▶ **Task data**

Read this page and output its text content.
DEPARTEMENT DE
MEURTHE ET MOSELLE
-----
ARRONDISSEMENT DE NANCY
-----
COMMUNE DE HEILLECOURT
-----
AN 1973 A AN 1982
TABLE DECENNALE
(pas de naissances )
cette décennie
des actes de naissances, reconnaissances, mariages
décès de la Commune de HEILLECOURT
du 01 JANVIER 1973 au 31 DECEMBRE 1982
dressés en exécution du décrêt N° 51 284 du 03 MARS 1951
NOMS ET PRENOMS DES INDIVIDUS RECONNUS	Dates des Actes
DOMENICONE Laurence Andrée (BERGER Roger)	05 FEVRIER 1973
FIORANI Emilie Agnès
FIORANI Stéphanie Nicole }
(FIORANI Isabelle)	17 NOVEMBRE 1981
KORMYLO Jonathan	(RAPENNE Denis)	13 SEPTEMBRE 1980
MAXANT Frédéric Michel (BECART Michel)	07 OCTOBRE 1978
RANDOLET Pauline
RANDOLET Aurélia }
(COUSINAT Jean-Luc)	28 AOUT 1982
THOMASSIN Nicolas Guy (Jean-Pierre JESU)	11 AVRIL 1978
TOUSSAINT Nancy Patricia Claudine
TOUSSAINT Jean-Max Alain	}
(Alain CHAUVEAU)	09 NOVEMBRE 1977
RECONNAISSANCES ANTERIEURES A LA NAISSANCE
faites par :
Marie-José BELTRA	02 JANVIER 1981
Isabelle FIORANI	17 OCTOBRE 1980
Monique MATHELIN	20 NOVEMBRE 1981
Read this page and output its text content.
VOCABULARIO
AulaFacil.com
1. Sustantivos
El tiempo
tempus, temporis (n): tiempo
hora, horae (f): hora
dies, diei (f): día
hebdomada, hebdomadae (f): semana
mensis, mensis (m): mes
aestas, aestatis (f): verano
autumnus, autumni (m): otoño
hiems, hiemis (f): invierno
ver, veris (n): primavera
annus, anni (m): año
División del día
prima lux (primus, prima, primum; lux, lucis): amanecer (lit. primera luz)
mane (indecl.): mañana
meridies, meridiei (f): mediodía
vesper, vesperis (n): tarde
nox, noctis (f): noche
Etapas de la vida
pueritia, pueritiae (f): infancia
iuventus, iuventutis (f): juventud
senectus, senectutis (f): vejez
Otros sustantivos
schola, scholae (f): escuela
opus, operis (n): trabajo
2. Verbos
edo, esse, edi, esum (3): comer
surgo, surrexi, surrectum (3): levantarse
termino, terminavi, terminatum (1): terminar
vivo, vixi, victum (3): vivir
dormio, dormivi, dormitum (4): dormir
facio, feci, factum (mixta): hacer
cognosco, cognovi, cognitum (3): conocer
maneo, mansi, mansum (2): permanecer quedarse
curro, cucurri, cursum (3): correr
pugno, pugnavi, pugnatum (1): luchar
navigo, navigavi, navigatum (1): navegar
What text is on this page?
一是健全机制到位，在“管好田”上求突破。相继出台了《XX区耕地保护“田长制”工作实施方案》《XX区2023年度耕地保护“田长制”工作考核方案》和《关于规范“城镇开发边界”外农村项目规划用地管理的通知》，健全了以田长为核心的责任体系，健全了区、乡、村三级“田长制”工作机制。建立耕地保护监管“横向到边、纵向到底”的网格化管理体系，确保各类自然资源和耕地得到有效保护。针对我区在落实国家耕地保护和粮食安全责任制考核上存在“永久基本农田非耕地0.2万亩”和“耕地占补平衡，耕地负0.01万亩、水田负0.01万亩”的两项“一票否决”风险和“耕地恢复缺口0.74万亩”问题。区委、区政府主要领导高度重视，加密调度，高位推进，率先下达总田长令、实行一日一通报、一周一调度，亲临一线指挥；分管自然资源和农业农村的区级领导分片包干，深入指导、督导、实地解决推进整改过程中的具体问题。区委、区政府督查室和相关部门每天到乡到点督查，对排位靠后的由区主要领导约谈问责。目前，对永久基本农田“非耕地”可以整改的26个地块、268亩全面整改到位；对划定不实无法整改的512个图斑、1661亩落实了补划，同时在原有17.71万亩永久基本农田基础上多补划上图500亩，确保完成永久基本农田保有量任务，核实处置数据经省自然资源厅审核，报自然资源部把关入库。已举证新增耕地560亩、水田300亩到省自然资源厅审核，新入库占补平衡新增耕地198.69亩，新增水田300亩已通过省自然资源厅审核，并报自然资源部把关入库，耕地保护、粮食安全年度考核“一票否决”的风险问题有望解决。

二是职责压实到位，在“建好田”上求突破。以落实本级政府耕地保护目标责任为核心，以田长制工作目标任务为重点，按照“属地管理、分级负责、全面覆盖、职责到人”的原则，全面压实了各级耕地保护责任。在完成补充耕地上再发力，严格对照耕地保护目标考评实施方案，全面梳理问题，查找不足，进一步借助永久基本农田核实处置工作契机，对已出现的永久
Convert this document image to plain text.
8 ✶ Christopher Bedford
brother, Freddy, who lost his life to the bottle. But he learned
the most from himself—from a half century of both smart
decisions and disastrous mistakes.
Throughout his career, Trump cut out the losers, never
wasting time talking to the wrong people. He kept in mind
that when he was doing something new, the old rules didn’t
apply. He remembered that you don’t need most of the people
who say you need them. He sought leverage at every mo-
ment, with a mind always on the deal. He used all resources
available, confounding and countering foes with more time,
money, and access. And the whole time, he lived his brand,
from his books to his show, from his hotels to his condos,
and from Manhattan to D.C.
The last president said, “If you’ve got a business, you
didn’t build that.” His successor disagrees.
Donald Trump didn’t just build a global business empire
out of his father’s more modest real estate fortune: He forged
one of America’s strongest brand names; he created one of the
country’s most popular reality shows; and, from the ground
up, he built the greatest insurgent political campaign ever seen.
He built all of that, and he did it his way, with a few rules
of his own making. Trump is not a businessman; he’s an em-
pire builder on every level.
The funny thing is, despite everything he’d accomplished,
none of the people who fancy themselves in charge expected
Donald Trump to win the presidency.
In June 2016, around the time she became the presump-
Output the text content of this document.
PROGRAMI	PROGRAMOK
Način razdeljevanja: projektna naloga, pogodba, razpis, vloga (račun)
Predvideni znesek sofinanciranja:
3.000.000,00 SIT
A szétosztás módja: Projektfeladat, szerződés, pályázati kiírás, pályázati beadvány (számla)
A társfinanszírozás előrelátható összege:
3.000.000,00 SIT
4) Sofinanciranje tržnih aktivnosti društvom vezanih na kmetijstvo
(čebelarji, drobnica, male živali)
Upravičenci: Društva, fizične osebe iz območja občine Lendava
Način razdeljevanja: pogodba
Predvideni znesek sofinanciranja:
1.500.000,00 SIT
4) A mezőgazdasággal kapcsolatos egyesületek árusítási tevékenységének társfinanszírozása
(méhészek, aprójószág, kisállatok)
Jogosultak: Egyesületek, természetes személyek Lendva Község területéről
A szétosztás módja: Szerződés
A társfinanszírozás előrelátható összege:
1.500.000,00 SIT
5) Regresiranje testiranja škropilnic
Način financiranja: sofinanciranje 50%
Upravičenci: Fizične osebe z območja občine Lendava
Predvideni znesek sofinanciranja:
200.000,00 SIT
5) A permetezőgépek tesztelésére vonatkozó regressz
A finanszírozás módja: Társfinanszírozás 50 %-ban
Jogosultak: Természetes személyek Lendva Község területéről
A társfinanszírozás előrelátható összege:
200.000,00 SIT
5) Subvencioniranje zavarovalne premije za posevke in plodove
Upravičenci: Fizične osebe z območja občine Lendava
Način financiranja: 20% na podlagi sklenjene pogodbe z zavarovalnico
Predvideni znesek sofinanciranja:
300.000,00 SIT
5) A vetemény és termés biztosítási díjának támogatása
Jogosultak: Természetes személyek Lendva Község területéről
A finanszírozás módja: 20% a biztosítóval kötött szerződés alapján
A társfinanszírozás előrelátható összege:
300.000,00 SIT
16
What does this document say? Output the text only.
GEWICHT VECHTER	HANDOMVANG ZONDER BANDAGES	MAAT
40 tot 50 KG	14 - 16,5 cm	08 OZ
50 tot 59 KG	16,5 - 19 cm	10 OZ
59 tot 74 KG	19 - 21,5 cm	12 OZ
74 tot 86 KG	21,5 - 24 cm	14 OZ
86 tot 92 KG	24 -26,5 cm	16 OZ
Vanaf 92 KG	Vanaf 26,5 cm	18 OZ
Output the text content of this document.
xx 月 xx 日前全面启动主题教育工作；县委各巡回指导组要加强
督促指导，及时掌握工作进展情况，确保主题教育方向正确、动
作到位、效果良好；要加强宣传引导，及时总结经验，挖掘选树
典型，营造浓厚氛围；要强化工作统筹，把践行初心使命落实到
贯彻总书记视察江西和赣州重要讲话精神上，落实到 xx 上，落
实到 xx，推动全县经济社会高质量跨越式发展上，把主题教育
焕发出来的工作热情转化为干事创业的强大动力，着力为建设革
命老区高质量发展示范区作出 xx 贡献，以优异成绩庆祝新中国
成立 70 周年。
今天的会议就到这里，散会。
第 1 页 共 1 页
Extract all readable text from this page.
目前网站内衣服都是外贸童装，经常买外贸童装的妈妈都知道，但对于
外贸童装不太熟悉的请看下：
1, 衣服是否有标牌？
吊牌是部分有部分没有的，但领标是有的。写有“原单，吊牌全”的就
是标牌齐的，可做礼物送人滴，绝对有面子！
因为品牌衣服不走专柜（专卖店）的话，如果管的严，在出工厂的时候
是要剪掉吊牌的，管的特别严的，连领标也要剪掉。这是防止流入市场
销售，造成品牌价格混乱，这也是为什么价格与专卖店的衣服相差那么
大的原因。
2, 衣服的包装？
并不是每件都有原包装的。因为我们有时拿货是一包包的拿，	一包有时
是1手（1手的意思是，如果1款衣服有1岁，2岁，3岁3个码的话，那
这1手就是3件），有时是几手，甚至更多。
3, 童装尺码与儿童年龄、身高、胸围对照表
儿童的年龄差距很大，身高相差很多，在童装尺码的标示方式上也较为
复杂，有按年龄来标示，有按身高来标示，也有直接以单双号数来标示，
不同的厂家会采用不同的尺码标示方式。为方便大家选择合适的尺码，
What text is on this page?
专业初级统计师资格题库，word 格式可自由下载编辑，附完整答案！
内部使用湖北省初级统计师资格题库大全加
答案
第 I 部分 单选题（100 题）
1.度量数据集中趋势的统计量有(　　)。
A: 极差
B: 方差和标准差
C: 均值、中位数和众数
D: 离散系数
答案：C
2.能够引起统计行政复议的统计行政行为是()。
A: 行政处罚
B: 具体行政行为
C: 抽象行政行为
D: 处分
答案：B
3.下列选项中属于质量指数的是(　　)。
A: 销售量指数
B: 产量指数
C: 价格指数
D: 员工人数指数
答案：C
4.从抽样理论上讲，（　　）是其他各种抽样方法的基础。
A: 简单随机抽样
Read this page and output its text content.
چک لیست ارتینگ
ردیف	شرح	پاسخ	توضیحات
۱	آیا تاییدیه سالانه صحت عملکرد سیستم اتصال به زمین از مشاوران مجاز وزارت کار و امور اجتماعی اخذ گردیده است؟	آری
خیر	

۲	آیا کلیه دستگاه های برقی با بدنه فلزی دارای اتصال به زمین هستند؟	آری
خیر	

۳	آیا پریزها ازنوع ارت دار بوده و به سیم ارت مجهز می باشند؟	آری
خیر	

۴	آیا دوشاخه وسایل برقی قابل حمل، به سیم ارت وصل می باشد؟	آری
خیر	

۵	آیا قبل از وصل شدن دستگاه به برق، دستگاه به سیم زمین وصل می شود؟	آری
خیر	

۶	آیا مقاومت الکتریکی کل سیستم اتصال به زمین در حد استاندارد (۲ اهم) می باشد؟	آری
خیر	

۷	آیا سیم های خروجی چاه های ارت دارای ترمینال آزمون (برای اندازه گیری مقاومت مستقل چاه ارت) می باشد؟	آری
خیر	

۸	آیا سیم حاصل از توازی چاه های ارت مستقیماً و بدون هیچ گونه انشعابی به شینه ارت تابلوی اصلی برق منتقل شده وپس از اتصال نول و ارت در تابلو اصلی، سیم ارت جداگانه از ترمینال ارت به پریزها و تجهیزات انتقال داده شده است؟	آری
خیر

▶ **What to work on**
Looking at the records above, say how many lines hold the string "time". Write nothing but the number.

▶ **Written solution**
4